[Text provided start]
Me and Michael Porter on Strategy (part 1)



I last saw Michael Porter present at the CIPD conference in Harrogate over 20 years ago and seeing him speak again was one of my main reasons for attending WOBI.  And if you're wondering, given the title of the post, no, I wasn't talking with him (you'll understand the reason for that title later on). Porter kicked off with an overview of his ideas on strategy, which were good to hear again.


Business strategy is about deciding on whose needs and which customers you are going to serve and then on how to do this uniquely well. If you're going head to head you're not going to win. Mission statements, a desire to be #1 or 2 in a market, etc, are not strategies. Strategy is a concrete set of choices about your business in order to deliver unique value to whatever customers you want to serve. You can't serve all customers or meet all needs so you need to be distinctive about where you're going to play.
 

If you compete on price and that's the only thing then Porter feels sorry for you as you're likely to enter into a race to the bottom. So ideally you want to differentiate, to create something unique about you meaning that you can charge a premium price. This depends on a unique value proposition supported by a value model which enables you to deliver the unique proposition efficiently. Often this will require trade-offs too. And everyone needs to know the answers to these questions or your sales people will go and talk to the wrong people etc.


Ie you need to tailor the primary and support activities in the value chain around this proposition. Eg how do you manage your human resources and what type of human resources are you trying to attract? You can't do what everyone else is doing. This provides a new operating model. 


Strategy is not execution. Porter hears things like it's all about execution, and execution eats strategy for lunch that it doesn't even bother him any more. But choices are different to execution. If you can't figure this out you've got a problem. There's no one best strategy, just whether it offers unique value to the customers it wants. And integrating these choices through the value chain and activity system to provide fit. There's no such thing as a good Marketing or HR strategy, only good HR for the overall strategy, so it all fits together as part of an overall holistic system.


I really enjoyed the session and was disappointed to overhear a couple of people later suggesting it was like listening to their lecturers at college. I wanted to tell them: believe me, your lecturers weren't even in the same galaxy as Porter. And what did they expect anyway. As Porter said, strategy is used too loosely, at a very high level. But it's actually incredibly specific. About how it relates to your industry, your choices and how you position yourself. If you're Simon Sinek speaking about a need to change your mindset you're just going tell a few stories (this is me again now). If you're Gary Hamel and you want to get people excited about a problem that doesn't really exist then you're going to share some research evidence and case studies.  But if you want people to understand a precise way of doing strategic management then you're going to need to share some models.
[Text provided end]
[Dataset excerpts start]
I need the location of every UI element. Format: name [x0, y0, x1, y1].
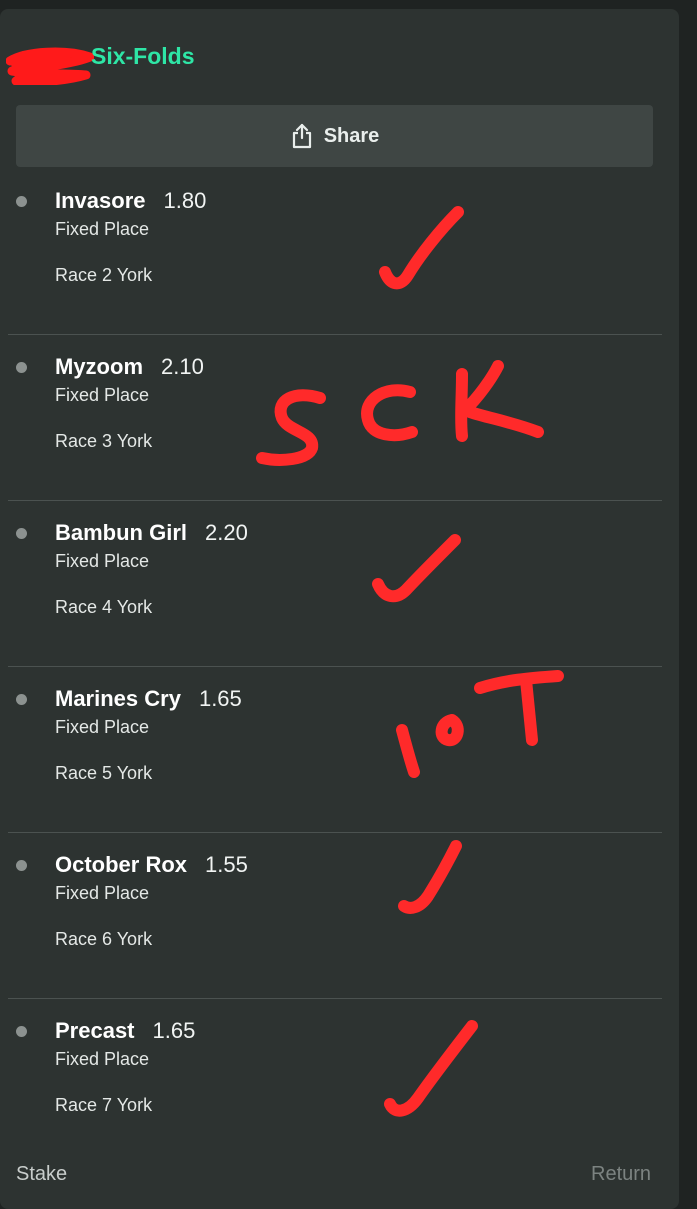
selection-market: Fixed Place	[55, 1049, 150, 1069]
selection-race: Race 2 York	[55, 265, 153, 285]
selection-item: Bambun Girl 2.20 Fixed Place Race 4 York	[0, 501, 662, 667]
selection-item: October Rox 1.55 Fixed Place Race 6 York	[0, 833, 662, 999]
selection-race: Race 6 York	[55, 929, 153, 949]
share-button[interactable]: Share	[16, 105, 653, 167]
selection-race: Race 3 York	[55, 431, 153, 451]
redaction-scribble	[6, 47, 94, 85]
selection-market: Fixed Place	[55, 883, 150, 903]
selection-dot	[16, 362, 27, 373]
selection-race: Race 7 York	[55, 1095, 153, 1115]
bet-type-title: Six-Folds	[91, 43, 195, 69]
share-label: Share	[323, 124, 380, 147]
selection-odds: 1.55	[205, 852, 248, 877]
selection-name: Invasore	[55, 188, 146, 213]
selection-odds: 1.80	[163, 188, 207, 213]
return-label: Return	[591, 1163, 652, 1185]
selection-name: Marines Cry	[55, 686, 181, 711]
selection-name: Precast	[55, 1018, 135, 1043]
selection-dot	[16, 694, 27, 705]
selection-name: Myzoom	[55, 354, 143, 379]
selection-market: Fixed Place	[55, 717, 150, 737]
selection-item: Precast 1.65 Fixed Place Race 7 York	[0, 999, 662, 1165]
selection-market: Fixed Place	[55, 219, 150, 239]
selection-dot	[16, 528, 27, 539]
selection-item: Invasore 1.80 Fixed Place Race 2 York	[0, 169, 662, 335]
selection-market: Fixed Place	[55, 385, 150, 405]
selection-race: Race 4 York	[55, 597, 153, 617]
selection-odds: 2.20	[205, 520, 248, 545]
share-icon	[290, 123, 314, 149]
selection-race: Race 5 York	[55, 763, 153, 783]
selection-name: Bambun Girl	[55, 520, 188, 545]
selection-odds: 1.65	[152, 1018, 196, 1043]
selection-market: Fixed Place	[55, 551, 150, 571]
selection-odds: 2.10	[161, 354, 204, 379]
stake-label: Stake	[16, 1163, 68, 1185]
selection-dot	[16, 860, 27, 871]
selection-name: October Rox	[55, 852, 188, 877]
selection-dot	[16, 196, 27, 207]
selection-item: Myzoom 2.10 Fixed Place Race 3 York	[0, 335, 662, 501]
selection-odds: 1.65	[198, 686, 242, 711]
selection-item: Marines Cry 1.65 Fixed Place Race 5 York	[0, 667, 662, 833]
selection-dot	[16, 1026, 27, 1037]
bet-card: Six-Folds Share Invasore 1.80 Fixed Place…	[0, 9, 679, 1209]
[Dataset excerpts end]
■ **To be done**
1. List every person named in the post on Michael Porter and strategy.
2. Answer these from the post on Michael Porter and strategy:
(a) At which conference did the writer last see Porter present?
(b) What supports a unique value proposition?
(c) What did the overheard people compare the session to?
3. Return the passage of the post on Michael Porter and strategy between "If you compete" and "new operating model.", inclusive.

■ **Results for each task**
1. Michael Porter, Simon Sinek, Gary Hamel

2.
(a) The CIPD conference in Harrogate, over 20 years ago.
(b) A value model that enables you to deliver the unique proposition efficiently.
(c) Listening to their lecturers at college.

3.
If you compete on price and that's the only thing then Porter feels sorry for you as you're likely to enter into a race to the bottom. So ideally you want to differentiate, to create something unique about you meaning that you can charge a premium price. This depends on a unique value proposition supported by a value model which enables you to deliver the unique proposition efficiently. Often this will require trade-offs too. And everyone needs to know the answers to these questions or your sales people will go and talk to the wrong people etc.


Ie you need to tailor the primary and support activities in the value chain around this proposition. Eg how do you manage your human resources and what type of human resources are you trying to attract? You can't do what everyone else is doing. This provides a new operating model.